Supplied records:
○ ○ ○ ○ ○

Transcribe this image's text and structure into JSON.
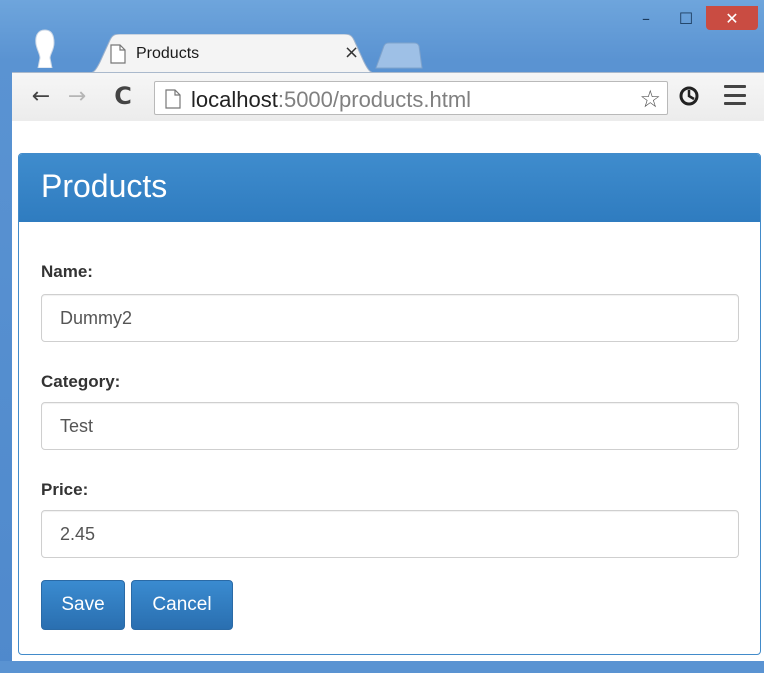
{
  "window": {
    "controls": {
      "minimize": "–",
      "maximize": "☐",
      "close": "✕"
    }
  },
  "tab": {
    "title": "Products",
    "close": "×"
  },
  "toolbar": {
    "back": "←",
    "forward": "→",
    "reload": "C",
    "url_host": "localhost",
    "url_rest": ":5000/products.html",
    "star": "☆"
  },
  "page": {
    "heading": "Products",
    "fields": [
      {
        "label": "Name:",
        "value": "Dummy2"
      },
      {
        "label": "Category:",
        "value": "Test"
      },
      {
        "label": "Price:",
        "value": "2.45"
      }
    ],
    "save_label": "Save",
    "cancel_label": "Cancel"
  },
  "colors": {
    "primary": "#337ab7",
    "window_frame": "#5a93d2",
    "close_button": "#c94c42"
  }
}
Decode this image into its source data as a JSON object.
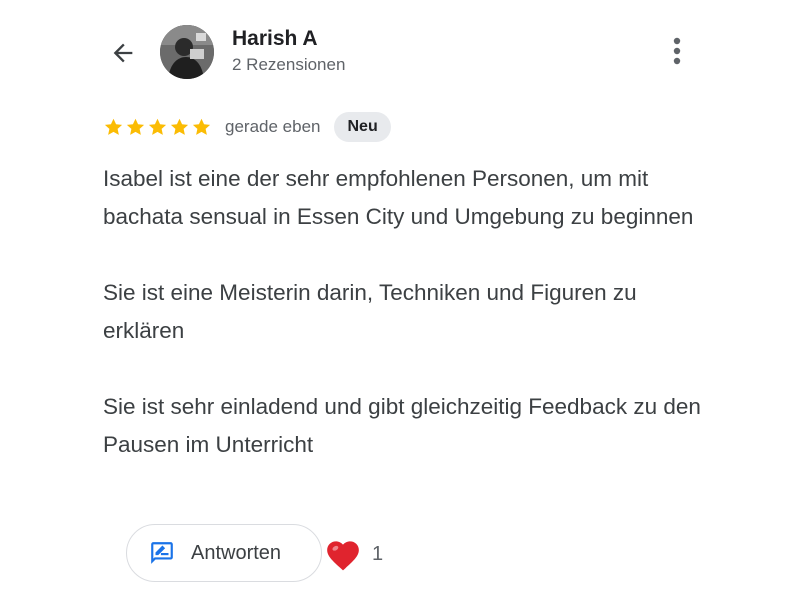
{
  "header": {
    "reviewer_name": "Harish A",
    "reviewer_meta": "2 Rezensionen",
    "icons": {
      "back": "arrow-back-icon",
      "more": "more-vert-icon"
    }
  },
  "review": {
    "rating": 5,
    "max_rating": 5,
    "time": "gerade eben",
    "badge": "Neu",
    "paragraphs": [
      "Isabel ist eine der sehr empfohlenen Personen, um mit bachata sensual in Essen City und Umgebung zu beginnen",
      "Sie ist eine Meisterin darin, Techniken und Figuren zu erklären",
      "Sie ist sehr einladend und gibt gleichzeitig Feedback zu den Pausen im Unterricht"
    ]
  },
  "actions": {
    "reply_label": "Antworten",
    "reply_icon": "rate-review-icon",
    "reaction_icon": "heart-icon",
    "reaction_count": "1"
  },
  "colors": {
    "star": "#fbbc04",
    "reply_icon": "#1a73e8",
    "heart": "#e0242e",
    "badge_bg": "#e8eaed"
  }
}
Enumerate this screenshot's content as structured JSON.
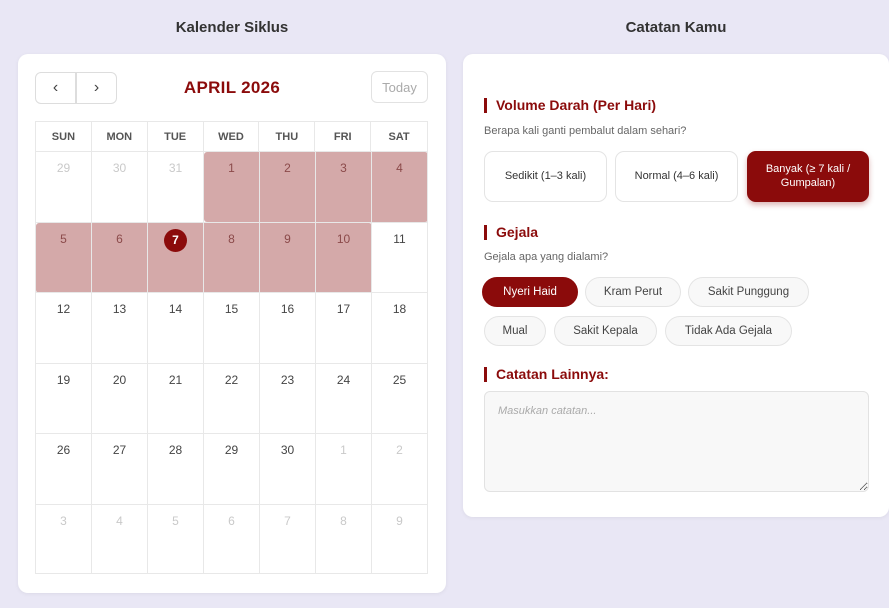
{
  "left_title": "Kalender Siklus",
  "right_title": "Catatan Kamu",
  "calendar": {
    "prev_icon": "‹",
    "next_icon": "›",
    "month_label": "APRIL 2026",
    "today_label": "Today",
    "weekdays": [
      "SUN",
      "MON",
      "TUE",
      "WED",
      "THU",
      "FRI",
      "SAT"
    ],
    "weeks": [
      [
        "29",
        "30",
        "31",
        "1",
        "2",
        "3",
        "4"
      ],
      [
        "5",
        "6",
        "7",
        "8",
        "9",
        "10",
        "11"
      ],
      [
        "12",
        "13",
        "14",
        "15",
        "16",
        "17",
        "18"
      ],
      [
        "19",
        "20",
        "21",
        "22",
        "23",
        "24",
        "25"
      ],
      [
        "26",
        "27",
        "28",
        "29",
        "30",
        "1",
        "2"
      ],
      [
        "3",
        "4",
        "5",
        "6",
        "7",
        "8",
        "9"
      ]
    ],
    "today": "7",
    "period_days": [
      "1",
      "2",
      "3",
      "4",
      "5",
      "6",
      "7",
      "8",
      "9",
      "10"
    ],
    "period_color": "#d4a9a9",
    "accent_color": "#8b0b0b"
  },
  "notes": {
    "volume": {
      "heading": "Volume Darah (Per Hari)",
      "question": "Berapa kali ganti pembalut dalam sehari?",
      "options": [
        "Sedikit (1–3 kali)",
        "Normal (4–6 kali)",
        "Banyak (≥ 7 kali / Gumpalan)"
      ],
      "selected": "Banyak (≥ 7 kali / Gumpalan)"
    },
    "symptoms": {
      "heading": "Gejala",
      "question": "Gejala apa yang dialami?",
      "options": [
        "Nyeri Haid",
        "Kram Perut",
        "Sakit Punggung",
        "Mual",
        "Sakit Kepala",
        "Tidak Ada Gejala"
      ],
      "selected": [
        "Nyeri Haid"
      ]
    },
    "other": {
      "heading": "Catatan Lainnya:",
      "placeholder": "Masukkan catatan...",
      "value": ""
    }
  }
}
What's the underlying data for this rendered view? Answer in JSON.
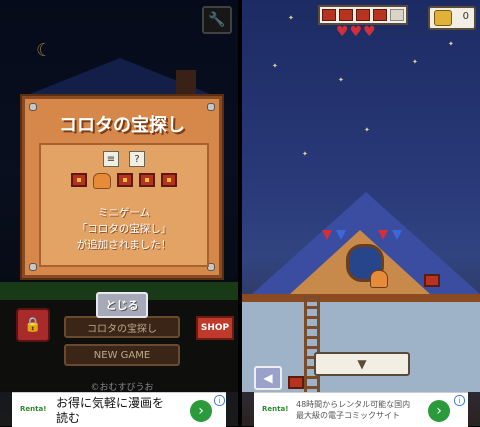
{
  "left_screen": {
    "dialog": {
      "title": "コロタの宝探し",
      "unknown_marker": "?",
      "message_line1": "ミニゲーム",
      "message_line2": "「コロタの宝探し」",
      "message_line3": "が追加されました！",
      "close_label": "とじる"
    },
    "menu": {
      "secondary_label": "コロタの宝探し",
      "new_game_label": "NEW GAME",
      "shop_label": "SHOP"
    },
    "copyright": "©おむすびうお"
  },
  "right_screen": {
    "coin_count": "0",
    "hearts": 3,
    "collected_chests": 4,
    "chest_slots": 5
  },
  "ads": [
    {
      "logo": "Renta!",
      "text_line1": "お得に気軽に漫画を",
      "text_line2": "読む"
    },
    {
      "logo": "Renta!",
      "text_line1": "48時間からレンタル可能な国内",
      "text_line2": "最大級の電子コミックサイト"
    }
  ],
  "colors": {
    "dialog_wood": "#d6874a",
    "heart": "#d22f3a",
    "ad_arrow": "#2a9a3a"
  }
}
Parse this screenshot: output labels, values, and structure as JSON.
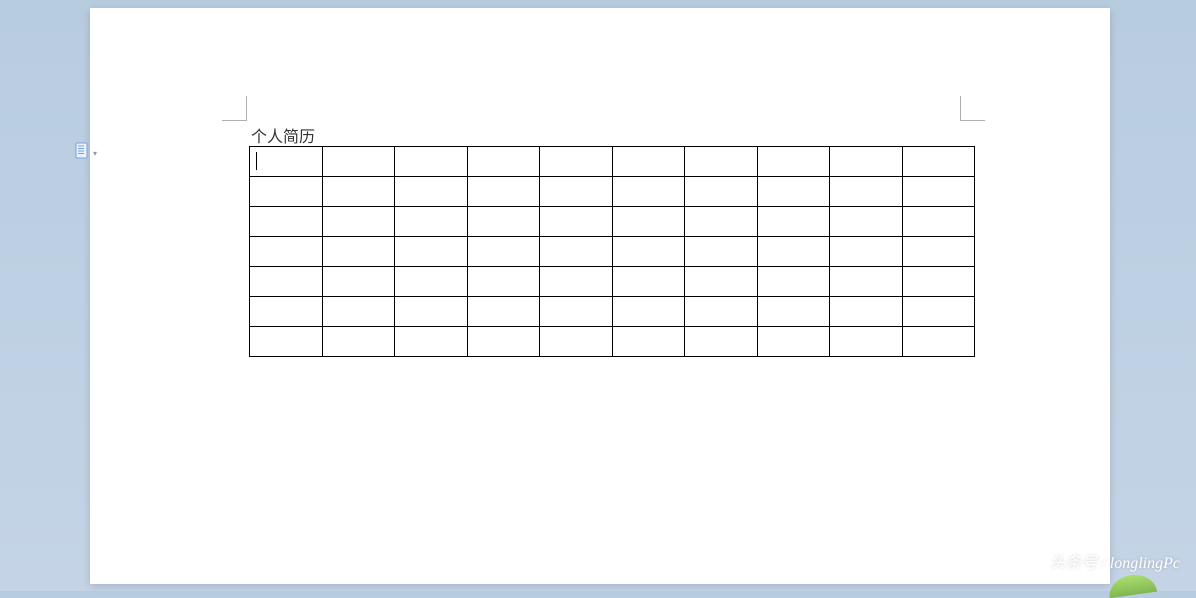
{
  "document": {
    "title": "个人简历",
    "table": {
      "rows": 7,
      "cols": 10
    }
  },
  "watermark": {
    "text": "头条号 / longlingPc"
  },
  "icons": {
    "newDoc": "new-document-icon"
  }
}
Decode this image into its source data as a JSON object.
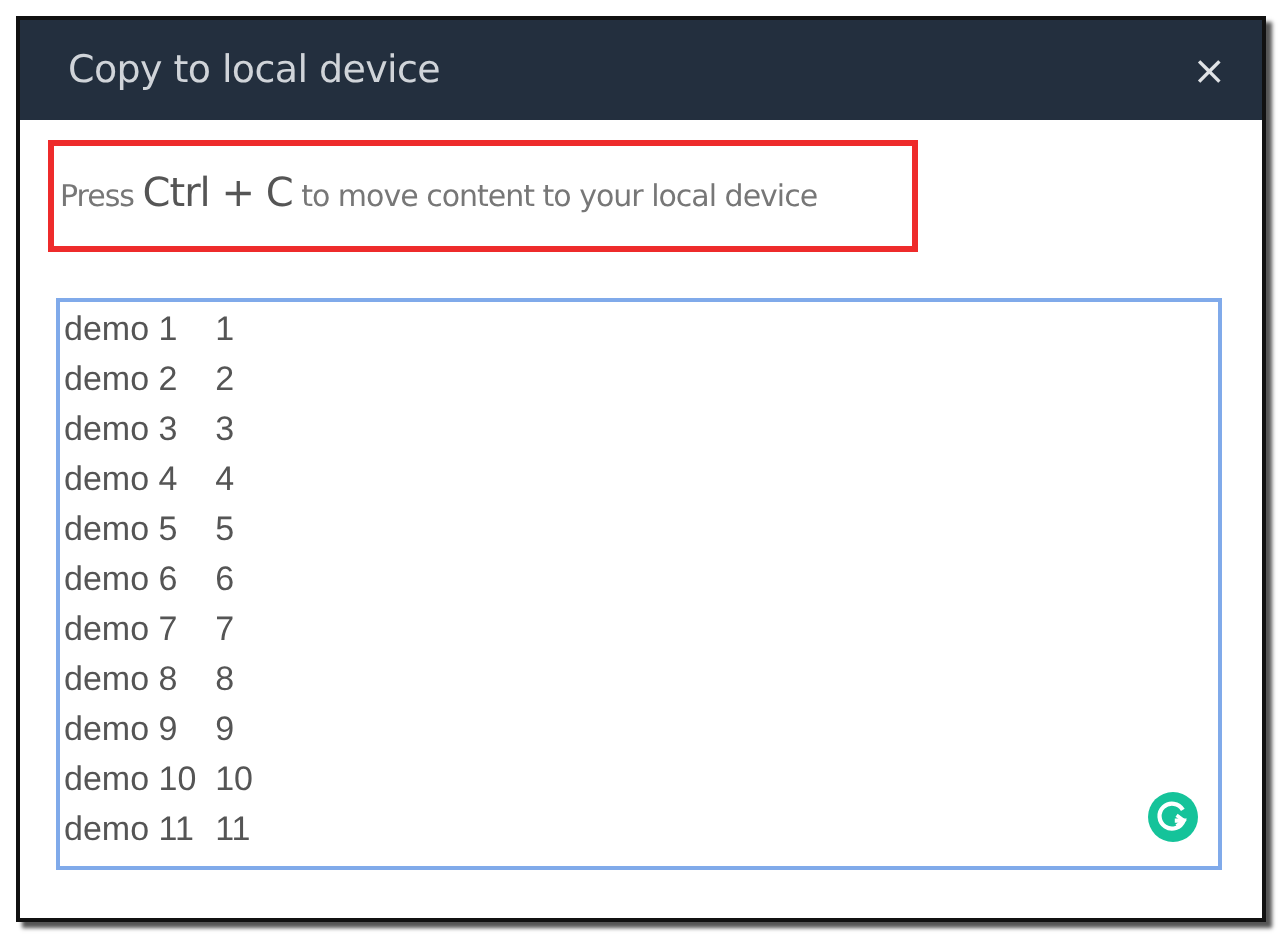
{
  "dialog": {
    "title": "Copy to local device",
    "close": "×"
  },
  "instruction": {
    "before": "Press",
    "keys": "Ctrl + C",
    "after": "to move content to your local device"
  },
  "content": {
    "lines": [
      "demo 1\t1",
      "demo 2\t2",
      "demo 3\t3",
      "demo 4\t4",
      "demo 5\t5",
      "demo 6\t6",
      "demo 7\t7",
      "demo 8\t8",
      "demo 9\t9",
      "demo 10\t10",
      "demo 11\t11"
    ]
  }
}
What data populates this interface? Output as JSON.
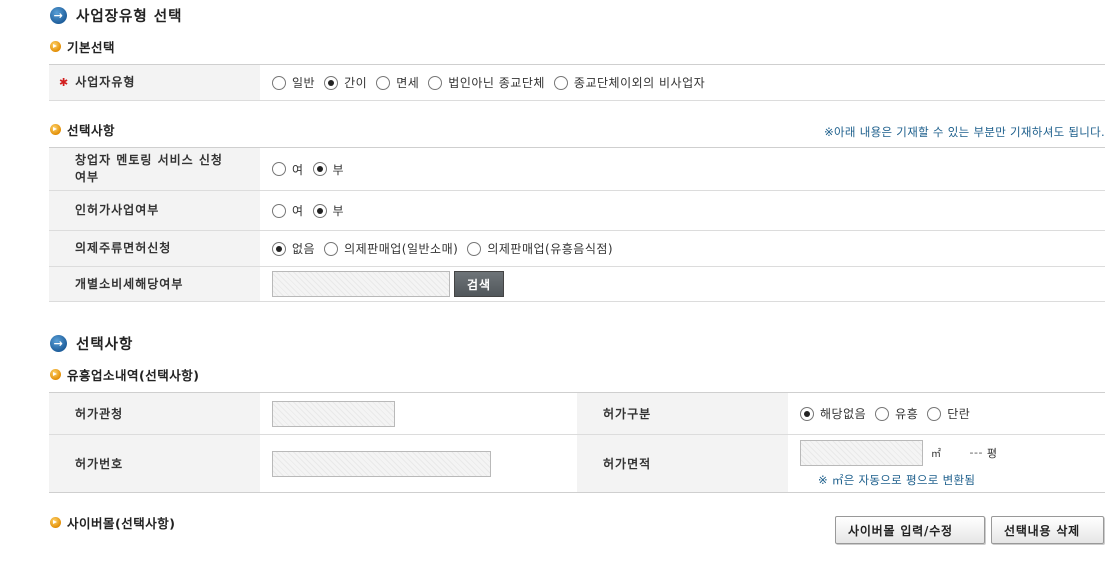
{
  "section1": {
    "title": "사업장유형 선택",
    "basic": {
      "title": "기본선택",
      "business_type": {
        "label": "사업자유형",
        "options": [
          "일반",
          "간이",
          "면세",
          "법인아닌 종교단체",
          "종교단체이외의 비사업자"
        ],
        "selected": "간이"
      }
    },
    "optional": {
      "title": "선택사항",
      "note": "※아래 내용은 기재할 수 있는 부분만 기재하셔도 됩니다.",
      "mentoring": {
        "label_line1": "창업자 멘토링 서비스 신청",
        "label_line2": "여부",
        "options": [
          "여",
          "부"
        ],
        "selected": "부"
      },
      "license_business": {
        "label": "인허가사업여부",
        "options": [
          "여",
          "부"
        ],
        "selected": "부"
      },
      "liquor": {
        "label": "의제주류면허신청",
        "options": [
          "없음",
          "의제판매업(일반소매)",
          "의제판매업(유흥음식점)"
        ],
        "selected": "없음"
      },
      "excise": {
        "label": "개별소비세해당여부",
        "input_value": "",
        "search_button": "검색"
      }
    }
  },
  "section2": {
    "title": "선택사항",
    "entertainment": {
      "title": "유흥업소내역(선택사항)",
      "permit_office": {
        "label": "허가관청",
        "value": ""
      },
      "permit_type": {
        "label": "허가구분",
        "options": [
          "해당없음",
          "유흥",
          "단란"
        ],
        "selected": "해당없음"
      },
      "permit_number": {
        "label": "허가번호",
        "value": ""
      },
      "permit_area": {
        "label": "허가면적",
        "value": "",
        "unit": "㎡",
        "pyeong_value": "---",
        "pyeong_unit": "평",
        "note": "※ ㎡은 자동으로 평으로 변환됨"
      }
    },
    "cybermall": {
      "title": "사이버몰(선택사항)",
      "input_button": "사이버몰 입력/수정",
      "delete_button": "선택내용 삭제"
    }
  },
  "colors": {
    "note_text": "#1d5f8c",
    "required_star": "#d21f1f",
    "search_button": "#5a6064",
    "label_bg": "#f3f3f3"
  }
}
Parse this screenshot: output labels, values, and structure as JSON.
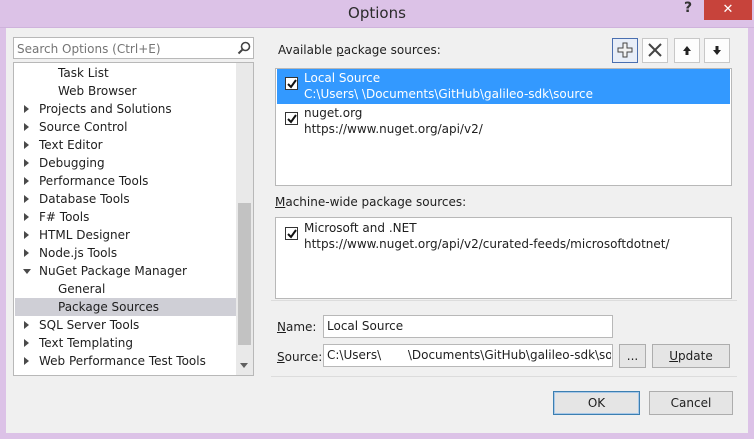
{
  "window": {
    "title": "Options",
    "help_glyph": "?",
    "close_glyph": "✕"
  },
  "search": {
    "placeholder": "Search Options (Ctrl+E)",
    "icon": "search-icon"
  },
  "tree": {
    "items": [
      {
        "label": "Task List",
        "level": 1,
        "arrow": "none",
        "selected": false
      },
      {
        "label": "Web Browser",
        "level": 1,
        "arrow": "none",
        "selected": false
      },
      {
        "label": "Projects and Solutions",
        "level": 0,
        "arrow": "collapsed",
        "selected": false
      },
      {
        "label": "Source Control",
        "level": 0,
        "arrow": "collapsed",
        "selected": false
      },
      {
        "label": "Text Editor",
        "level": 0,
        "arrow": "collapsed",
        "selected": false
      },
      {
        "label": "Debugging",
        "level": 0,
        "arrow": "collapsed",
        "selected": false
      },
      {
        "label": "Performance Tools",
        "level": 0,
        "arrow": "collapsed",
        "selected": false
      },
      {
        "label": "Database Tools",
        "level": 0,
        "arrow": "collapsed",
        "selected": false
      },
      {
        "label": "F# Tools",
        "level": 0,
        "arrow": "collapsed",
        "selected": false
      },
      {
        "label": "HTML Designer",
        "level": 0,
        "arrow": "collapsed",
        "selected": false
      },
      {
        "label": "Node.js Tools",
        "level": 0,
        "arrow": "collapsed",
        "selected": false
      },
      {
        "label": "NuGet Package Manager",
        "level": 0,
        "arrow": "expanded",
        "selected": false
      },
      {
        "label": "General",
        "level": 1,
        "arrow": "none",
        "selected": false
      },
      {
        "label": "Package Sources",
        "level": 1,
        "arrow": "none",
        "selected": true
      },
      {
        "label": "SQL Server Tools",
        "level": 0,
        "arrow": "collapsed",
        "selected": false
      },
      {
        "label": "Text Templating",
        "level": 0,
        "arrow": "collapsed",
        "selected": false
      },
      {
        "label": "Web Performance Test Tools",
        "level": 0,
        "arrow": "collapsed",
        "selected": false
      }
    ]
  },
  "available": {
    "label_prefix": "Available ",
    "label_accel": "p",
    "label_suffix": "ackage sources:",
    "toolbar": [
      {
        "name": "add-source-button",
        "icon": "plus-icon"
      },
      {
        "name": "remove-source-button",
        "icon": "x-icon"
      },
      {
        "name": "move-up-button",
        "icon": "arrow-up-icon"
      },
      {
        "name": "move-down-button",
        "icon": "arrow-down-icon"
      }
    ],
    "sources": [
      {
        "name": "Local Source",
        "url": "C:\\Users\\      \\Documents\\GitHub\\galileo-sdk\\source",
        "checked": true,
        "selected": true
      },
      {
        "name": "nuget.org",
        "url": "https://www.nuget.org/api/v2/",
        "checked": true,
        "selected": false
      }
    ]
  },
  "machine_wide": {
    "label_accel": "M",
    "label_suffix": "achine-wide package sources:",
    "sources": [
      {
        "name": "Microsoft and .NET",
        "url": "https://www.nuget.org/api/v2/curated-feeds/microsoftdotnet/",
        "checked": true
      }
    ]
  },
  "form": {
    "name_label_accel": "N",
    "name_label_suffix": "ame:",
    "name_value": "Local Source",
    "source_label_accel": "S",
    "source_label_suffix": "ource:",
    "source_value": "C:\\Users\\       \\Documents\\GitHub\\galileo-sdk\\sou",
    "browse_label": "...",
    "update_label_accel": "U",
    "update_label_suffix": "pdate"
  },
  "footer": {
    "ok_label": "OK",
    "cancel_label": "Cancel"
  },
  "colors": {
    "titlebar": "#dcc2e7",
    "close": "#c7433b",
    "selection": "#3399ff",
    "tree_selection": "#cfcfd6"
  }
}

○ ○ ○ ○ ○

Work to be completed:
Search the material above for "Gumpalan". Pull out each line where it shows up.

Answer for the task:
        "Banyak (≥ 7 kali / Gumpalan)"
      "selected": "Banyak (≥ 7 kali / Gumpalan)"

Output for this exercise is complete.